◆ DATASET RECORDS:

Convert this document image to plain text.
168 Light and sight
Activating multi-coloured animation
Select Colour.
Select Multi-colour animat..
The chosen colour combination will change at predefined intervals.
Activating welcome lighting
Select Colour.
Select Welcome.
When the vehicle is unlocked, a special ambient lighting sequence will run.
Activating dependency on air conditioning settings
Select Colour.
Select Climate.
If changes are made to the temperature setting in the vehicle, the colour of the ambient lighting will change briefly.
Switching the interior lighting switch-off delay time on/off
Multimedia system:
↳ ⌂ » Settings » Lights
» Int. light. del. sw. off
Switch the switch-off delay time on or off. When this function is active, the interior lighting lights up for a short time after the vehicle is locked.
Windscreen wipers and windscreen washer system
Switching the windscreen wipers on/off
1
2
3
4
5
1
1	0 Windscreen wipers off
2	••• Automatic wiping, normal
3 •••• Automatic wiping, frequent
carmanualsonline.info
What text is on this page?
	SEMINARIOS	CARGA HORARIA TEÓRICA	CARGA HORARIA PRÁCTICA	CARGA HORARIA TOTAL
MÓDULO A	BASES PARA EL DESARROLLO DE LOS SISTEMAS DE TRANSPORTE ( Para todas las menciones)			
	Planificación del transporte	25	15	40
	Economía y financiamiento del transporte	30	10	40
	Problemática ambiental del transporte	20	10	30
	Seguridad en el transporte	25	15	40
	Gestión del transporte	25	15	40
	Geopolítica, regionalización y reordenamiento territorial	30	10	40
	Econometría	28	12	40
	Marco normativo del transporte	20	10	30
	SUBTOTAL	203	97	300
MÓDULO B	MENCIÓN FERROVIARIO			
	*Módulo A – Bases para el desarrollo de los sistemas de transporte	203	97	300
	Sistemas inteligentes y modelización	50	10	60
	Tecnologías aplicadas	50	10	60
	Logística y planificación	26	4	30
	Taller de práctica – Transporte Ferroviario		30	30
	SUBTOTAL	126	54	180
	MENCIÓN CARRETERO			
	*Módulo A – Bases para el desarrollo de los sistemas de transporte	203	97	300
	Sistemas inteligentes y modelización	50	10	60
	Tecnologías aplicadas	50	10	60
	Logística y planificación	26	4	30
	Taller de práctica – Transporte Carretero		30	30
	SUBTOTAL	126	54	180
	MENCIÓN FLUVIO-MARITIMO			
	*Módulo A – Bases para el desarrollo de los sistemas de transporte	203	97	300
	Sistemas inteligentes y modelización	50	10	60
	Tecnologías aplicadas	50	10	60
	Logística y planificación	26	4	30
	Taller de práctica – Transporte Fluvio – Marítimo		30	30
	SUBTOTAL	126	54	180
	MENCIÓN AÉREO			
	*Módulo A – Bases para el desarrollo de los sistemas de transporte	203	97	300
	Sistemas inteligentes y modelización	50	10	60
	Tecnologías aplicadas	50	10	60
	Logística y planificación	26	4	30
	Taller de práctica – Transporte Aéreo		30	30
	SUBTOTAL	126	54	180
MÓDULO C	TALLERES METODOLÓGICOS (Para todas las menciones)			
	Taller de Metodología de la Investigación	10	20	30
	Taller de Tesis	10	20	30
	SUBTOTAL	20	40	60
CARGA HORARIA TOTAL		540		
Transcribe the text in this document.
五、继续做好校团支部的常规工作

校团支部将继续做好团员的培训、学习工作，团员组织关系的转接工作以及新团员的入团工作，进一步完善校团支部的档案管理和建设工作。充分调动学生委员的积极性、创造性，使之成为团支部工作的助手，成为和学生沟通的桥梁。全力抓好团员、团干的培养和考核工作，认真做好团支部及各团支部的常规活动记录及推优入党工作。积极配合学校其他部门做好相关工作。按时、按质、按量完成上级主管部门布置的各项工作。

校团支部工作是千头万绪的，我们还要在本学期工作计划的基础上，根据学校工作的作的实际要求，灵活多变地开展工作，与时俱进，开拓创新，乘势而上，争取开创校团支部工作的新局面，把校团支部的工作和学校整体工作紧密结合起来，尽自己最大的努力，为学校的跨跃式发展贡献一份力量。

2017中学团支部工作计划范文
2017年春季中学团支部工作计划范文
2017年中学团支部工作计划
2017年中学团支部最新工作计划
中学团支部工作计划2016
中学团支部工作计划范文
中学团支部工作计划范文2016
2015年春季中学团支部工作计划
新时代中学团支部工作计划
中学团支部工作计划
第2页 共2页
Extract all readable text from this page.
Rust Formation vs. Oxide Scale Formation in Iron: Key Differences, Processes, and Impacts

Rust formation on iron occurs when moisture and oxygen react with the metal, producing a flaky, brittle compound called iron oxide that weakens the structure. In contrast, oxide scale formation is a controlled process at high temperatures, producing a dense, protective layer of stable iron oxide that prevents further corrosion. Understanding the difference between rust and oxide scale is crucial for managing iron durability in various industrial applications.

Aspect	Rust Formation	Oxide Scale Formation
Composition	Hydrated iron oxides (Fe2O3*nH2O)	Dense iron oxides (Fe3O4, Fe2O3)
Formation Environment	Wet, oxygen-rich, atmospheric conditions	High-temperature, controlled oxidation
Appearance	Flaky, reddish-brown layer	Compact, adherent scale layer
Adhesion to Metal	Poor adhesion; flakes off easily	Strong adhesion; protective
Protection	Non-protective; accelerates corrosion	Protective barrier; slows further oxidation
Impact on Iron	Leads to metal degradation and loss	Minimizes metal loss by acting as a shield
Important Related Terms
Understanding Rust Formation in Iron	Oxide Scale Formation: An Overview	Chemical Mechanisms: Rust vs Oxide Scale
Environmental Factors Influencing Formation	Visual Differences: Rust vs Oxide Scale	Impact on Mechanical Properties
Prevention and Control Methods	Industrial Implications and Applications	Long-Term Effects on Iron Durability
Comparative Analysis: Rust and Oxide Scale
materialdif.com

◆ EXERCISE: Each entry above is to be quoted exactly.

◆ FULL ANSWER:
Convert this document image to plain text.
168 Light and sight
Activating multi-coloured animation
Select Colour.
Select Multi-colour animat..
The chosen colour combination will change at predefined intervals.
Activating welcome lighting
Select Colour.
Select Welcome.
When the vehicle is unlocked, a special ambient lighting sequence will run.
Activating dependency on air conditioning settings
Select Colour.
Select Climate.
If changes are made to the temperature setting in the vehicle, the colour of the ambient lighting will change briefly.
Switching the interior lighting switch-off delay time on/off
Multimedia system:
↳ ⌂ » Settings » Lights
» Int. light. del. sw. off
Switch the switch-off delay time on or off. When this function is active, the interior lighting lights up for a short time after the vehicle is locked.
Windscreen wipers and windscreen washer system
Switching the windscreen wipers on/off
1
2
3
4
5
1
1	0 Windscreen wipers off
2	••• Automatic wiping, normal
3 •••• Automatic wiping, frequent
carmanualsonline.info
What text is on this page?
	SEMINARIOS	CARGA HORARIA TEÓRICA	CARGA HORARIA PRÁCTICA	CARGA HORARIA TOTAL
MÓDULO A	BASES PARA EL DESARROLLO DE LOS SISTEMAS DE TRANSPORTE ( Para todas las menciones)			
	Planificación del transporte	25	15	40
	Economía y financiamiento del transporte	30	10	40
	Problemática ambiental del transporte	20	10	30
	Seguridad en el transporte	25	15	40
	Gestión del transporte	25	15	40
	Geopolítica, regionalización y reordenamiento territorial	30	10	40
	Econometría	28	12	40
	Marco normativo del transporte	20	10	30
	SUBTOTAL	203	97	300
MÓDULO B	MENCIÓN FERROVIARIO			
	*Módulo A – Bases para el desarrollo de los sistemas de transporte	203	97	300
	Sistemas inteligentes y modelización	50	10	60
	Tecnologías aplicadas	50	10	60
	Logística y planificación	26	4	30
	Taller de práctica – Transporte Ferroviario		30	30
	SUBTOTAL	126	54	180
	MENCIÓN CARRETERO			
	*Módulo A – Bases para el desarrollo de los sistemas de transporte	203	97	300
	Sistemas inteligentes y modelización	50	10	60
	Tecnologías aplicadas	50	10	60
	Logística y planificación	26	4	30
	Taller de práctica – Transporte Carretero		30	30
	SUBTOTAL	126	54	180
	MENCIÓN FLUVIO-MARITIMO			
	*Módulo A – Bases para el desarrollo de los sistemas de transporte	203	97	300
	Sistemas inteligentes y modelización	50	10	60
	Tecnologías aplicadas	50	10	60
	Logística y planificación	26	4	30
	Taller de práctica – Transporte Fluvio – Marítimo		30	30
	SUBTOTAL	126	54	180
	MENCIÓN AÉREO			
	*Módulo A – Bases para el desarrollo de los sistemas de transporte	203	97	300
	Sistemas inteligentes y modelización	50	10	60
	Tecnologías aplicadas	50	10	60
	Logística y planificación	26	4	30
	Taller de práctica – Transporte Aéreo		30	30
	SUBTOTAL	126	54	180
MÓDULO C	TALLERES METODOLÓGICOS (Para todas las menciones)			
	Taller de Metodología de la Investigación	10	20	30
	Taller de Tesis	10	20	30
	SUBTOTAL	20	40	60
CARGA HORARIA TOTAL		540		
Transcribe the text in this document.
五、继续做好校团支部的常规工作

校团支部将继续做好团员的培训、学习工作，团员组织关系的转接工作以及新团员的入团工作，进一步完善校团支部的档案管理和建设工作。充分调动学生委员的积极性、创造性，使之成为团支部工作的助手，成为和学生沟通的桥梁。全力抓好团员、团干的培养和考核工作，认真做好团支部及各团支部的常规活动记录及推优入党工作。积极配合学校其他部门做好相关工作。按时、按质、按量完成上级主管部门布置的各项工作。

校团支部工作是千头万绪的，我们还要在本学期工作计划的基础上，根据学校工作的作的实际要求，灵活多变地开展工作，与时俱进，开拓创新，乘势而上，争取开创校团支部工作的新局面，把校团支部的工作和学校整体工作紧密结合起来，尽自己最大的努力，为学校的跨跃式发展贡献一份力量。

2017中学团支部工作计划范文
2017年春季中学团支部工作计划范文
2017年中学团支部工作计划
2017年中学团支部最新工作计划
中学团支部工作计划2016
中学团支部工作计划范文
中学团支部工作计划范文2016
2015年春季中学团支部工作计划
新时代中学团支部工作计划
中学团支部工作计划
第2页 共2页
Extract all readable text from this page.
Rust Formation vs. Oxide Scale Formation in Iron: Key Differences, Processes, and Impacts

Rust formation on iron occurs when moisture and oxygen react with the metal, producing a flaky, brittle compound called iron oxide that weakens the structure. In contrast, oxide scale formation is a controlled process at high temperatures, producing a dense, protective layer of stable iron oxide that prevents further corrosion. Understanding the difference between rust and oxide scale is crucial for managing iron durability in various industrial applications.

Aspect	Rust Formation	Oxide Scale Formation
Composition	Hydrated iron oxides (Fe2O3*nH2O)	Dense iron oxides (Fe3O4, Fe2O3)
Formation Environment	Wet, oxygen-rich, atmospheric conditions	High-temperature, controlled oxidation
Appearance	Flaky, reddish-brown layer	Compact, adherent scale layer
Adhesion to Metal	Poor adhesion; flakes off easily	Strong adhesion; protective
Protection	Non-protective; accelerates corrosion	Protective barrier; slows further oxidation
Impact on Iron	Leads to metal degradation and loss	Minimizes metal loss by acting as a shield
Important Related Terms
Understanding Rust Formation in Iron	Oxide Scale Formation: An Overview	Chemical Mechanisms: Rust vs Oxide Scale
Environmental Factors Influencing Formation	Visual Differences: Rust vs Oxide Scale	Impact on Mechanical Properties
Prevention and Control Methods	Industrial Implications and Applications	Long-Term Effects on Iron Durability
Comparative Analysis: Rust and Oxide Scale
materialdif.com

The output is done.